Recorded data
========

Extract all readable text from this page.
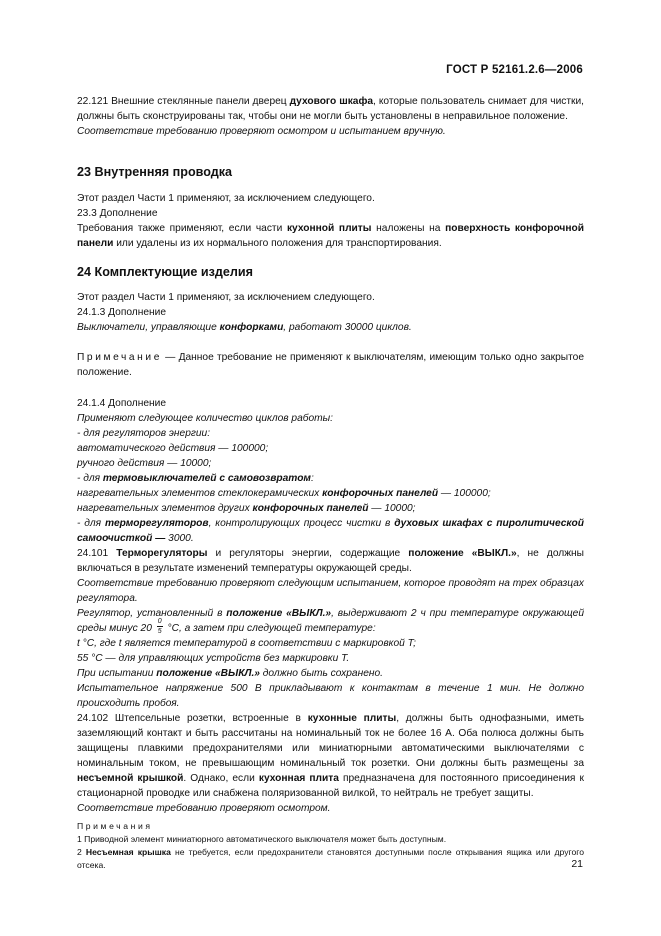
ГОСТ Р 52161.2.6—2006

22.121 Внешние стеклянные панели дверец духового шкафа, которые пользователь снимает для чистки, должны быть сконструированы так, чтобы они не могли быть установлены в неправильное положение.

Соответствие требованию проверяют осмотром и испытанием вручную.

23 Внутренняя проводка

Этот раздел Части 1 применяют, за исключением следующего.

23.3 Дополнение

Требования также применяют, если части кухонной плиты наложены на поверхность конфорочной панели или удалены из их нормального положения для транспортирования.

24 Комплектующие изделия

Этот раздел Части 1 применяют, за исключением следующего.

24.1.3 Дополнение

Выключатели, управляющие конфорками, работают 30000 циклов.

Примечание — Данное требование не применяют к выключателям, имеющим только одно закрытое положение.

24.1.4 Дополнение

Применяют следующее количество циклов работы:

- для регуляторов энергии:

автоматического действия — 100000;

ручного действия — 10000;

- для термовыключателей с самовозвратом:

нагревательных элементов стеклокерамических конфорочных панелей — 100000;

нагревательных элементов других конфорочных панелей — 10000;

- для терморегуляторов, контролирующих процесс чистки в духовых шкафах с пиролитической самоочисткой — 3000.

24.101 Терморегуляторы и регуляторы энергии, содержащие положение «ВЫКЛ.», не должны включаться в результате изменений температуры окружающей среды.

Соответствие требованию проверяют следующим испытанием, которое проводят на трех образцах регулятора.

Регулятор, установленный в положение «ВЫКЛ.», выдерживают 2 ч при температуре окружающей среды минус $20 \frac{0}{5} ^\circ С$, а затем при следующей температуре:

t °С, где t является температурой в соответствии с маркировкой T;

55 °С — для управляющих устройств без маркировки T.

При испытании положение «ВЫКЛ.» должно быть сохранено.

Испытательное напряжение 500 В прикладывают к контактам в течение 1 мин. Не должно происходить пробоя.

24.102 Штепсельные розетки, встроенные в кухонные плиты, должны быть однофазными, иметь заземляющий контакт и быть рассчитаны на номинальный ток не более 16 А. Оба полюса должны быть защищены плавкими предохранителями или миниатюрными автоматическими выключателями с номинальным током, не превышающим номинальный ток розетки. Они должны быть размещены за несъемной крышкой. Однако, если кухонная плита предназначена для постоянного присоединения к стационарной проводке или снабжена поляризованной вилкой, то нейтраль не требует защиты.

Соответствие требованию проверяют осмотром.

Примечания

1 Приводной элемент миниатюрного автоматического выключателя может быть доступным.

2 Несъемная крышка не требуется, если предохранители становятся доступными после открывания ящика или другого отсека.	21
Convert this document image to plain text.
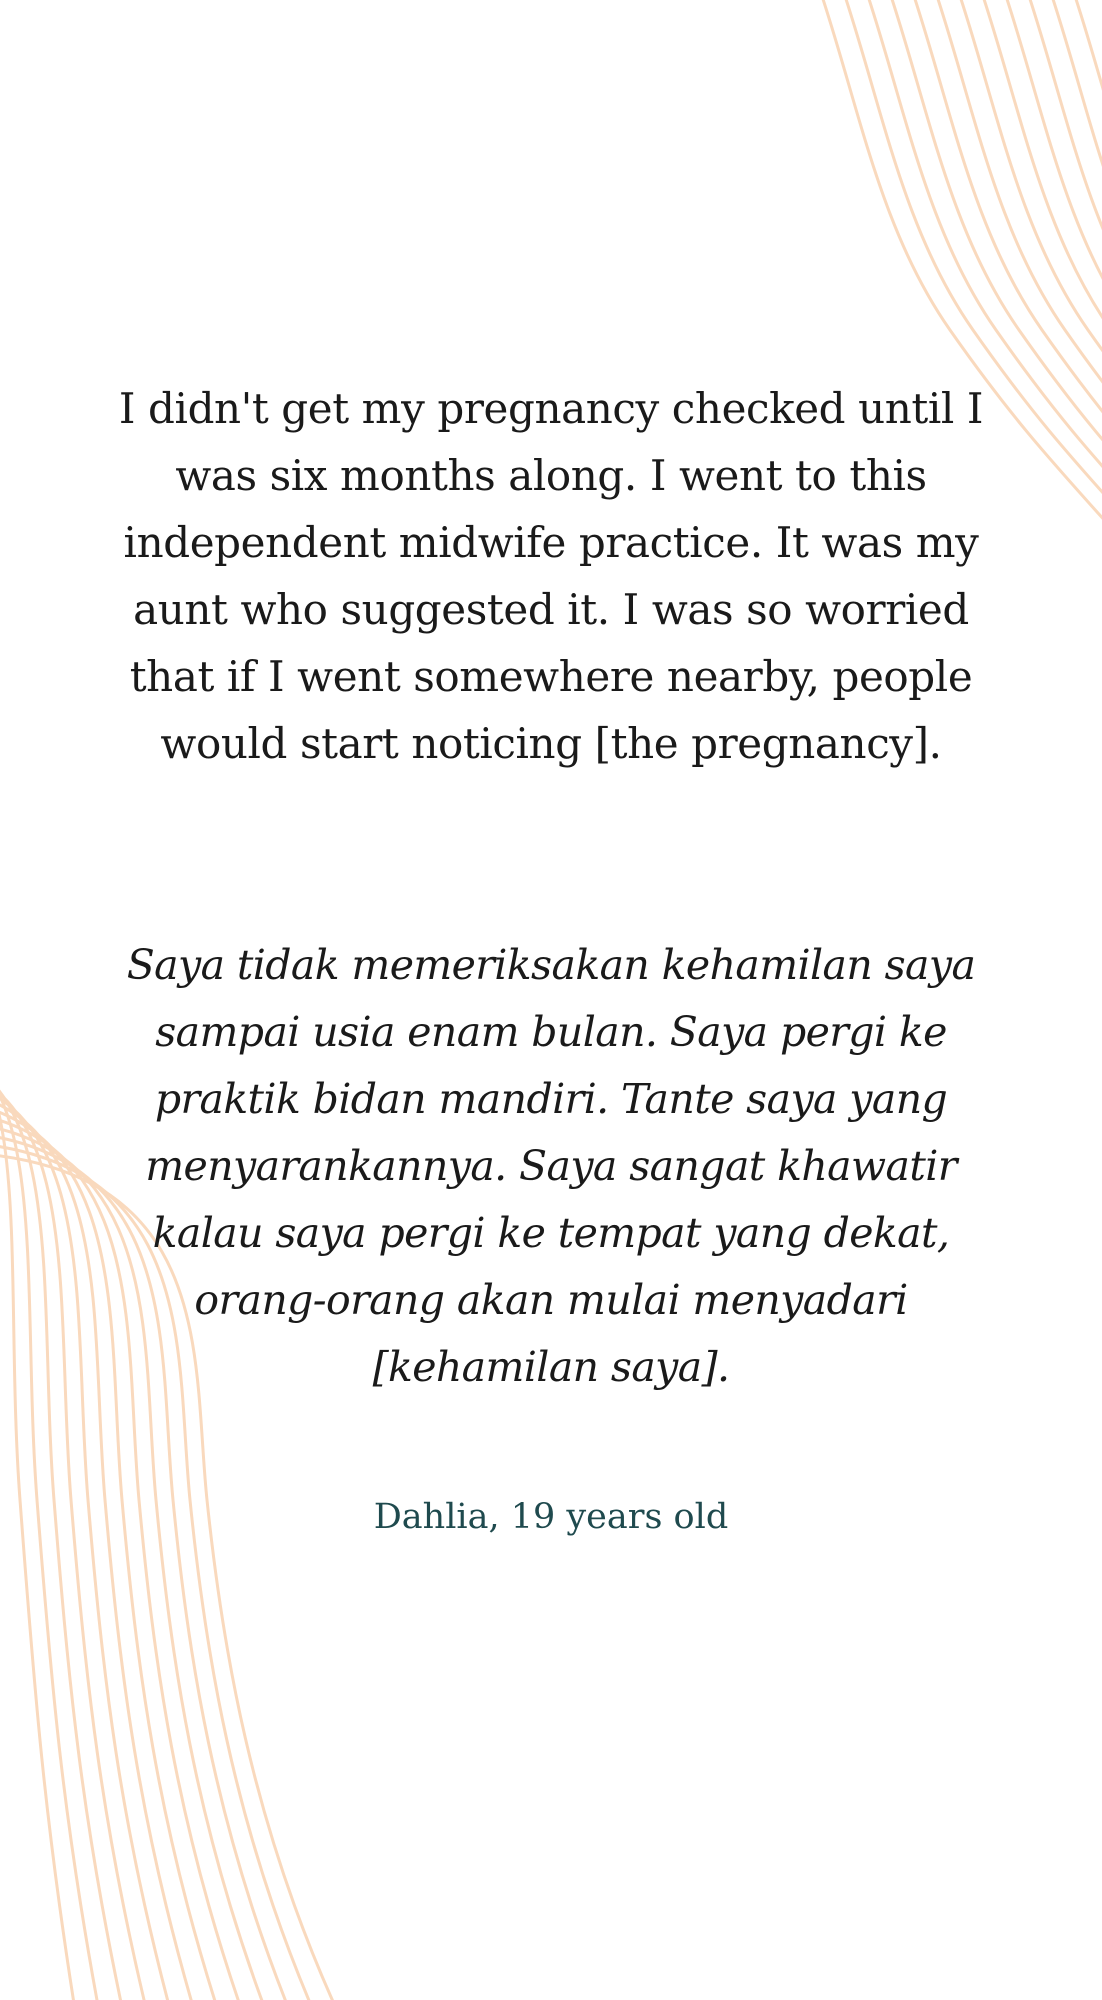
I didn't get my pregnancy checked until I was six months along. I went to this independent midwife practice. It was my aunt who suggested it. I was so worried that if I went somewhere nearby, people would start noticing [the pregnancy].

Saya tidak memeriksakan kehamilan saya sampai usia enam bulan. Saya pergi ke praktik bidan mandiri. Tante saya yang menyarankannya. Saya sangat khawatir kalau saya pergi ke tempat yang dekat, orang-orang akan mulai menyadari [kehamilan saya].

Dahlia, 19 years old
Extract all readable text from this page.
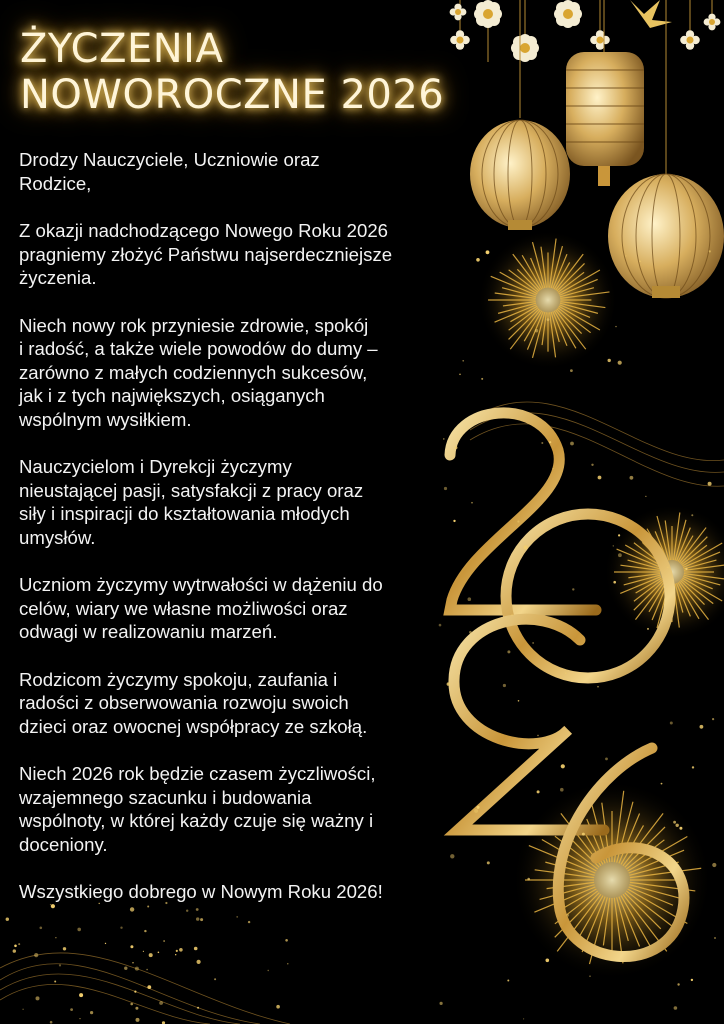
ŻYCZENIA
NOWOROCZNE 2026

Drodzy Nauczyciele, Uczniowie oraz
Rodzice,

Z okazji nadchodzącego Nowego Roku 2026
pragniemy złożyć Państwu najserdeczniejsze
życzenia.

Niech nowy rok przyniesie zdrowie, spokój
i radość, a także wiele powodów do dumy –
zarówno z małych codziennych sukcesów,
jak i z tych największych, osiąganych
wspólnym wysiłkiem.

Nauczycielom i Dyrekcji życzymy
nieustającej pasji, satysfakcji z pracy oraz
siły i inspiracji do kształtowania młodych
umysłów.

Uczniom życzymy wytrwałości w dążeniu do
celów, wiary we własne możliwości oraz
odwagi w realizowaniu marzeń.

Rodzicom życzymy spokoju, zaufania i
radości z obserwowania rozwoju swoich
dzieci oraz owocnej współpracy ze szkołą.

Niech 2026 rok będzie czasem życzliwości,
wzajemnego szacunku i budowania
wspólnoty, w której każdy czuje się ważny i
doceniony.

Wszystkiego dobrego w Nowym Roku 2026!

========

Copy out every line in the entries above that holds "панели".

22.121 Внешние стеклянные панели дверец духового шкафа, которые пользователь снимает для чистки, должны быть сконструированы так, чтобы они не могли быть установлены в неправильное положение.
Требования также применяют, если части кухонной плиты наложены на поверхность конфорочной панели или удалены из их нормального положения для транспортирования.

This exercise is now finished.